- [Work instructions]: Give back the full listing verbatim, apart from its images.

- [Task input]:
════════════════

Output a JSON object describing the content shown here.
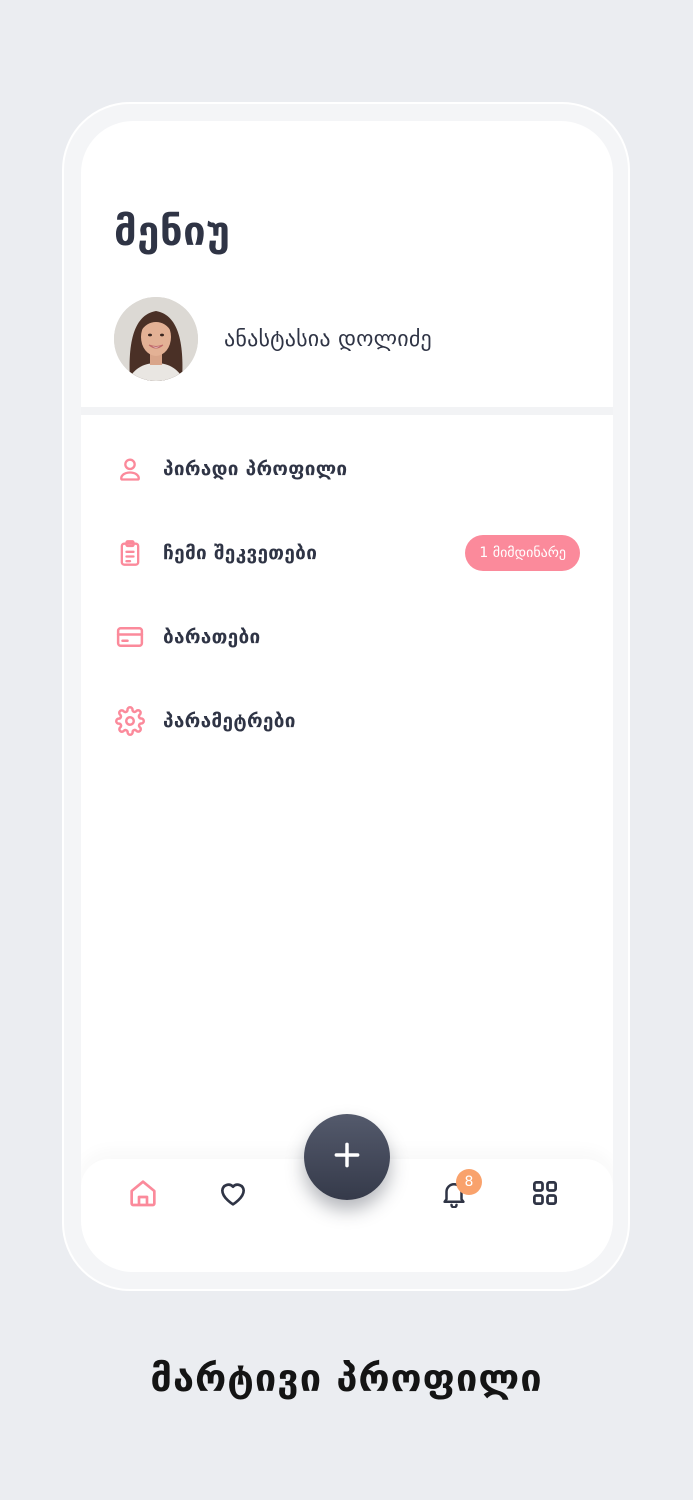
{
  "menu": {
    "title": "მენიუ"
  },
  "profile": {
    "name": "ანასტასია დოლიძე"
  },
  "menu_items": [
    {
      "label": "პირადი პროფილი",
      "icon": "user-icon"
    },
    {
      "label": "ჩემი შეკვეთები",
      "icon": "clipboard-icon",
      "badge": "1 მიმდინარე"
    },
    {
      "label": "ბარათები",
      "icon": "credit-card-icon"
    },
    {
      "label": "პარამეტრები",
      "icon": "gear-icon"
    }
  ],
  "tabbar": {
    "items": [
      "home-icon",
      "heart-icon",
      "plus-icon",
      "bell-icon",
      "grid-icon"
    ],
    "notification_count": "8"
  },
  "caption": "მარტივი პროფილი",
  "colors": {
    "accent": "#fb8a9b",
    "dark": "#2f3445",
    "badge_orange": "#f9a26c",
    "background": "#ebedf1"
  }
}
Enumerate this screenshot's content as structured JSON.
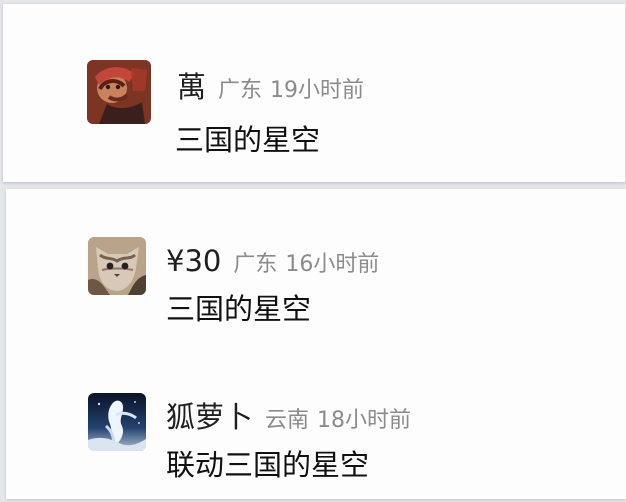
{
  "comments": [
    {
      "username": "萬",
      "region": "广东",
      "time": "19小时前",
      "content": "三国的星空",
      "avatar_icon": "man-portrait-avatar"
    },
    {
      "username": "¥30",
      "region": "广东",
      "time": "16小时前",
      "content": "三国的星空",
      "avatar_icon": "cat-avatar"
    },
    {
      "username": "狐萝卜",
      "region": "云南",
      "time": "18小时前",
      "content": "联动三国的星空",
      "avatar_icon": "white-statue-avatar"
    }
  ],
  "colors": {
    "background": "#e4e6ea",
    "card": "#fdfdfd",
    "username": "#1f1f1f",
    "meta": "#8b8b8b",
    "content": "#111111"
  }
}
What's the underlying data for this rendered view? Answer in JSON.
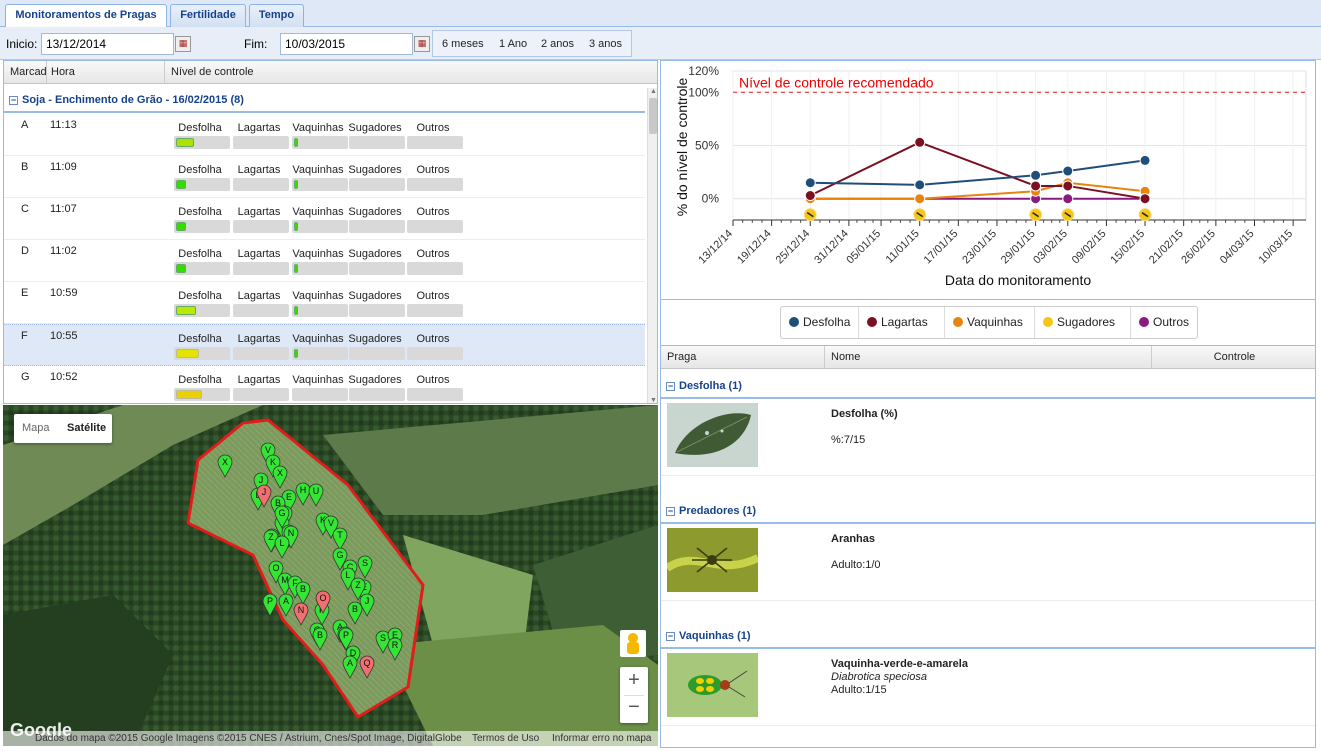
{
  "tabs": [
    {
      "label": "Monitoramentos de Pragas",
      "active": true
    },
    {
      "label": "Fertilidade",
      "active": false
    },
    {
      "label": "Tempo",
      "active": false
    }
  ],
  "toolbar": {
    "inicio_label": "Inicio:",
    "inicio_value": "13/12/2014",
    "fim_label": "Fim:",
    "fim_value": "10/03/2015",
    "ranges": [
      "6 meses",
      "1 Ano",
      "2 anos",
      "3 anos"
    ]
  },
  "grid": {
    "headers": [
      "Marcad",
      "Hora",
      "Nível de controle"
    ],
    "group": "Soja - Enchimento de Grão - 16/02/2015 (8)",
    "categories": [
      "Desfolha",
      "Lagartas",
      "Vaquinhas",
      "Sugadores",
      "Outros"
    ],
    "rows": [
      {
        "mark": "A",
        "time": "11:13",
        "levels": [
          0.35,
          0,
          0.08,
          0,
          0
        ],
        "color": "#aee000"
      },
      {
        "mark": "B",
        "time": "11:09",
        "levels": [
          0.2,
          0,
          0.08,
          0,
          0
        ],
        "color": "#33dd00"
      },
      {
        "mark": "C",
        "time": "11:07",
        "levels": [
          0.2,
          0,
          0.08,
          0,
          0
        ],
        "color": "#33dd00"
      },
      {
        "mark": "D",
        "time": "11:02",
        "levels": [
          0.2,
          0,
          0.08,
          0,
          0
        ],
        "color": "#33dd00"
      },
      {
        "mark": "E",
        "time": "10:59",
        "levels": [
          0.38,
          0,
          0.08,
          0,
          0
        ],
        "color": "#bbea00"
      },
      {
        "mark": "F",
        "time": "10:55",
        "levels": [
          0.45,
          0,
          0.08,
          0,
          0
        ],
        "color": "#e4e400"
      },
      {
        "mark": "G",
        "time": "10:52",
        "levels": [
          0.5,
          0,
          0,
          0,
          0
        ],
        "color": "#ecd000"
      }
    ]
  },
  "map": {
    "type_map": "Mapa",
    "type_sat": "Satélite",
    "footer": "Dados do mapa ©2015 Google Imagens ©2015 CNES / Astrium, Cnes/Spot Image, DigitalGlobe",
    "terms": "Termos de Uso",
    "report": "Informar erro no mapa",
    "logo": "Google",
    "zoom_in": "+",
    "zoom_out": "−",
    "pins_green": [
      "X",
      "V",
      "K",
      "X",
      "J",
      "L",
      "H",
      "E",
      "U",
      "B",
      "W",
      "I",
      "G",
      "D",
      "K",
      "V",
      "T",
      "F",
      "N",
      "Z",
      "L",
      "G",
      "C",
      "S",
      "L",
      "O",
      "M",
      "F",
      "B",
      "E",
      "Z",
      "P",
      "A",
      "P",
      "B",
      "J",
      "A",
      "H",
      "C",
      "B",
      "P",
      "S",
      "E",
      "R",
      "D",
      "A",
      "Q"
    ],
    "pins_red": [
      "J",
      "O",
      "N",
      "Q"
    ]
  },
  "chart_data": {
    "type": "line",
    "ylabel": "% do nível de controle",
    "xlabel": "Data do monitoramento",
    "reference_label": "Nível de controle recomendado",
    "reference_value": 100,
    "yticks": [
      "120%",
      "100%",
      "50%",
      "0%"
    ],
    "ylim": [
      -20,
      120
    ],
    "xticks": [
      "13/12/14",
      "19/12/14",
      "25/12/14",
      "31/12/14",
      "05/01/15",
      "11/01/15",
      "17/01/15",
      "23/01/15",
      "29/01/15",
      "03/02/15",
      "09/02/15",
      "15/02/15",
      "21/02/15",
      "26/02/15",
      "04/03/15",
      "10/03/15"
    ],
    "x": [
      "25/12/14",
      "11/01/15",
      "29/01/15",
      "03/02/15",
      "15/02/15"
    ],
    "series": [
      {
        "name": "Desfolha",
        "color": "#1f4e79",
        "values": [
          15,
          13,
          22,
          26,
          36
        ]
      },
      {
        "name": "Lagartas",
        "color": "#7b1020",
        "values": [
          3,
          53,
          12,
          12,
          0
        ]
      },
      {
        "name": "Vaquinhas",
        "color": "#e8830e",
        "values": [
          0,
          0,
          7,
          15,
          7
        ]
      },
      {
        "name": "Sugadores",
        "color": "#f5c518",
        "values": [
          0,
          0,
          0,
          0,
          0
        ]
      },
      {
        "name": "Outros",
        "color": "#8b1a7e",
        "values": [
          0,
          0,
          0,
          0,
          0
        ]
      }
    ]
  },
  "pest_grid": {
    "headers": [
      "Praga",
      "Nome",
      "Controle"
    ],
    "groups": [
      {
        "title": "Desfolha (1)",
        "name": "Desfolha (%)",
        "sci": "",
        "value": "%:7/15",
        "thumb": "leaf"
      },
      {
        "title": "Predadores (1)",
        "name": "Aranhas",
        "sci": "",
        "value": "Adulto:1/0",
        "thumb": "spider"
      },
      {
        "title": "Vaquinhas (1)",
        "name": "Vaquinha-verde-e-amarela",
        "sci": "Diabrotica speciosa",
        "value": "Adulto:1/15",
        "thumb": "beetle"
      }
    ]
  }
}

════════════════

- [Task result]:
Output a JSON object describing the content shown here.
{
  "menu": {
    "title": "მენიუ"
  },
  "profile": {
    "name": "ანასტასია დოლიძე"
  },
  "menu_items": [
    {
      "label": "პირადი პროფილი",
      "icon": "user-icon"
    },
    {
      "label": "ჩემი შეკვეთები",
      "icon": "clipboard-icon",
      "badge": "1 მიმდინარე"
    },
    {
      "label": "ბარათები",
      "icon": "credit-card-icon"
    },
    {
      "label": "პარამეტრები",
      "icon": "gear-icon"
    }
  ],
  "tabbar": {
    "items": [
      "home-icon",
      "heart-icon",
      "plus-icon",
      "bell-icon",
      "grid-icon"
    ],
    "notification_count": "8"
  },
  "caption": "მარტივი პროფილი",
  "colors": {
    "accent": "#fb8a9b",
    "dark": "#2f3445",
    "badge_orange": "#f9a26c",
    "background": "#ebedf1"
  }
}
Enumerate this screenshot's content as structured JSON.
{
  "comments": [
    {
      "username": "萬",
      "region": "广东",
      "time": "19小时前",
      "content": "三国的星空",
      "avatar_icon": "man-portrait-avatar"
    },
    {
      "username": "¥30",
      "region": "广东",
      "time": "16小时前",
      "content": "三国的星空",
      "avatar_icon": "cat-avatar"
    },
    {
      "username": "狐萝卜",
      "region": "云南",
      "time": "18小时前",
      "content": "联动三国的星空",
      "avatar_icon": "white-statue-avatar"
    }
  ],
  "colors": {
    "background": "#e4e6ea",
    "card": "#fdfdfd",
    "username": "#1f1f1f",
    "meta": "#8b8b8b",
    "content": "#111111"
  }
}
What's the underlying data for this rendered view? Answer in JSON.
{
  "tabs": [
    {
      "label": "Monitoramentos de Pragas",
      "active": true
    },
    {
      "label": "Fertilidade",
      "active": false
    },
    {
      "label": "Tempo",
      "active": false
    }
  ],
  "toolbar": {
    "inicio_label": "Inicio:",
    "inicio_value": "13/12/2014",
    "fim_label": "Fim:",
    "fim_value": "10/03/2015",
    "ranges": [
      "6 meses",
      "1 Ano",
      "2 anos",
      "3 anos"
    ]
  },
  "grid": {
    "headers": [
      "Marcad",
      "Hora",
      "Nível de controle"
    ],
    "group": "Soja - Enchimento de Grão - 16/02/2015 (8)",
    "categories": [
      "Desfolha",
      "Lagartas",
      "Vaquinhas",
      "Sugadores",
      "Outros"
    ],
    "rows": [
      {
        "mark": "A",
        "time": "11:13",
        "levels": [
          0.35,
          0,
          0.08,
          0,
          0
        ],
        "color": "#aee000"
      },
      {
        "mark": "B",
        "time": "11:09",
        "levels": [
          0.2,
          0,
          0.08,
          0,
          0
        ],
        "color": "#33dd00"
      },
      {
        "mark": "C",
        "time": "11:07",
        "levels": [
          0.2,
          0,
          0.08,
          0,
          0
        ],
        "color": "#33dd00"
      },
      {
        "mark": "D",
        "time": "11:02",
        "levels": [
          0.2,
          0,
          0.08,
          0,
          0
        ],
        "color": "#33dd00"
      },
      {
        "mark": "E",
        "time": "10:59",
        "levels": [
          0.38,
          0,
          0.08,
          0,
          0
        ],
        "color": "#bbea00"
      },
      {
        "mark": "F",
        "time": "10:55",
        "levels": [
          0.45,
          0,
          0.08,
          0,
          0
        ],
        "color": "#e4e400"
      },
      {
        "mark": "G",
        "time": "10:52",
        "levels": [
          0.5,
          0,
          0,
          0,
          0
        ],
        "color": "#ecd000"
      }
    ]
  },
  "map": {
    "type_map": "Mapa",
    "type_sat": "Satélite",
    "footer": "Dados do mapa ©2015 Google Imagens ©2015 CNES / Astrium, Cnes/Spot Image, DigitalGlobe",
    "terms": "Termos de Uso",
    "report": "Informar erro no mapa",
    "logo": "Google",
    "zoom_in": "+",
    "zoom_out": "−",
    "pins_green": [
      "X",
      "V",
      "K",
      "X",
      "J",
      "L",
      "H",
      "E",
      "U",
      "B",
      "W",
      "I",
      "G",
      "D",
      "K",
      "V",
      "T",
      "F",
      "N",
      "Z",
      "L",
      "G",
      "C",
      "S",
      "L",
      "O",
      "M",
      "F",
      "B",
      "E",
      "Z",
      "P",
      "A",
      "P",
      "B",
      "J",
      "A",
      "H",
      "C",
      "B",
      "P",
      "S",
      "E",
      "R",
      "D",
      "A",
      "Q"
    ],
    "pins_red": [
      "J",
      "O",
      "N",
      "Q"
    ]
  },
  "chart_data": {
    "type": "line",
    "ylabel": "% do nível de controle",
    "xlabel": "Data do monitoramento",
    "reference_label": "Nível de controle recomendado",
    "reference_value": 100,
    "yticks": [
      "120%",
      "100%",
      "50%",
      "0%"
    ],
    "ylim": [
      -20,
      120
    ],
    "xticks": [
      "13/12/14",
      "19/12/14",
      "25/12/14",
      "31/12/14",
      "05/01/15",
      "11/01/15",
      "17/01/15",
      "23/01/15",
      "29/01/15",
      "03/02/15",
      "09/02/15",
      "15/02/15",
      "21/02/15",
      "26/02/15",
      "04/03/15",
      "10/03/15"
    ],
    "x": [
      "25/12/14",
      "11/01/15",
      "29/01/15",
      "03/02/15",
      "15/02/15"
    ],
    "series": [
      {
        "name": "Desfolha",
        "color": "#1f4e79",
        "values": [
          15,
          13,
          22,
          26,
          36
        ]
      },
      {
        "name": "Lagartas",
        "color": "#7b1020",
        "values": [
          3,
          53,
          12,
          12,
          0
        ]
      },
      {
        "name": "Vaquinhas",
        "color": "#e8830e",
        "values": [
          0,
          0,
          7,
          15,
          7
        ]
      },
      {
        "name": "Sugadores",
        "color": "#f5c518",
        "values": [
          0,
          0,
          0,
          0,
          0
        ]
      },
      {
        "name": "Outros",
        "color": "#8b1a7e",
        "values": [
          0,
          0,
          0,
          0,
          0
        ]
      }
    ]
  },
  "pest_grid": {
    "headers": [
      "Praga",
      "Nome",
      "Controle"
    ],
    "groups": [
      {
        "title": "Desfolha (1)",
        "name": "Desfolha (%)",
        "sci": "",
        "value": "%:7/15",
        "thumb": "leaf"
      },
      {
        "title": "Predadores (1)",
        "name": "Aranhas",
        "sci": "",
        "value": "Adulto:1/0",
        "thumb": "spider"
      },
      {
        "title": "Vaquinhas (1)",
        "name": "Vaquinha-verde-e-amarela",
        "sci": "Diabrotica speciosa",
        "value": "Adulto:1/15",
        "thumb": "beetle"
      }
    ]
  }
}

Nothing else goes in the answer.